AIM OF THE EXERCISE —
Pull out every line of the listing below where "Watson" appears.

══ WORKING DATA ══

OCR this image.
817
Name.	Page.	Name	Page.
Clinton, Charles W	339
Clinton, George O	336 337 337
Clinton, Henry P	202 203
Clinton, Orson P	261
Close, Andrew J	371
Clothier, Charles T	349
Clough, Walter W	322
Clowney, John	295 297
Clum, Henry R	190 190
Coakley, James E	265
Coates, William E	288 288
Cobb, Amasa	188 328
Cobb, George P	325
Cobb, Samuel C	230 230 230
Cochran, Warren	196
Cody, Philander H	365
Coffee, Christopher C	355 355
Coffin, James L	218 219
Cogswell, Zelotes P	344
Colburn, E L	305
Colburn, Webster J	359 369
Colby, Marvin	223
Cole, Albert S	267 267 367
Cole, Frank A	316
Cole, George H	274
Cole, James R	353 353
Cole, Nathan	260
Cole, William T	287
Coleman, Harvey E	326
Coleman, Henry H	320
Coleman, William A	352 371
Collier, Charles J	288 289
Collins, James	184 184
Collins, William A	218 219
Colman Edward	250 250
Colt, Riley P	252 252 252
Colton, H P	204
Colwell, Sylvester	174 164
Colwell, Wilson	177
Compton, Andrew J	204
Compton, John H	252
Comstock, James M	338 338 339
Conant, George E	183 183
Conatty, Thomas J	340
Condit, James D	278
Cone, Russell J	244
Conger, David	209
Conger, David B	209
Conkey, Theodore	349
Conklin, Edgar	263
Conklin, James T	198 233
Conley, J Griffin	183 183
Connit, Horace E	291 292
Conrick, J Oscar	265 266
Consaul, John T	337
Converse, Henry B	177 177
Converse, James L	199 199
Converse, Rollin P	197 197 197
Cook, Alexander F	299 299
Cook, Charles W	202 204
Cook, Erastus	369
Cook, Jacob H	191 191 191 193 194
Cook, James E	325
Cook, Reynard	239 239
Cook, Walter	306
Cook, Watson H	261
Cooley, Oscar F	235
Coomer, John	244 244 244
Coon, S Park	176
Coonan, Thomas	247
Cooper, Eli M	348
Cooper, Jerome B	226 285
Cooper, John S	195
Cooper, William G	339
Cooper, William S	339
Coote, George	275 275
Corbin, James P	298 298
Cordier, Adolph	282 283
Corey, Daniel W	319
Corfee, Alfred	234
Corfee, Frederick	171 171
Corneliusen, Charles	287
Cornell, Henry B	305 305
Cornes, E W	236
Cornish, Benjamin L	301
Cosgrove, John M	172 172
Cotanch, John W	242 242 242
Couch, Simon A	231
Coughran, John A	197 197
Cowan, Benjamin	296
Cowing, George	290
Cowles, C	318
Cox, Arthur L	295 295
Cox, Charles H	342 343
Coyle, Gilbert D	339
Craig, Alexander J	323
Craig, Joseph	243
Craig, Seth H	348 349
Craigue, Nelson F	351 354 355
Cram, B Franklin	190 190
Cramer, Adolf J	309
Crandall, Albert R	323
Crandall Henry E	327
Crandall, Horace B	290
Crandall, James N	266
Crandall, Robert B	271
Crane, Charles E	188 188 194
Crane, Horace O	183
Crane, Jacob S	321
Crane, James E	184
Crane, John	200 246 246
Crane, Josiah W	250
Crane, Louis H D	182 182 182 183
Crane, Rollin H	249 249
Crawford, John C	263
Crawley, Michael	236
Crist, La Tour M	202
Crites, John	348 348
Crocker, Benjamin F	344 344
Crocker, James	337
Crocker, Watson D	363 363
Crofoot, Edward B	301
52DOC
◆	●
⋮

═══

REPLY —
Cook, Watson H	261
Crocker, Watson D	363 363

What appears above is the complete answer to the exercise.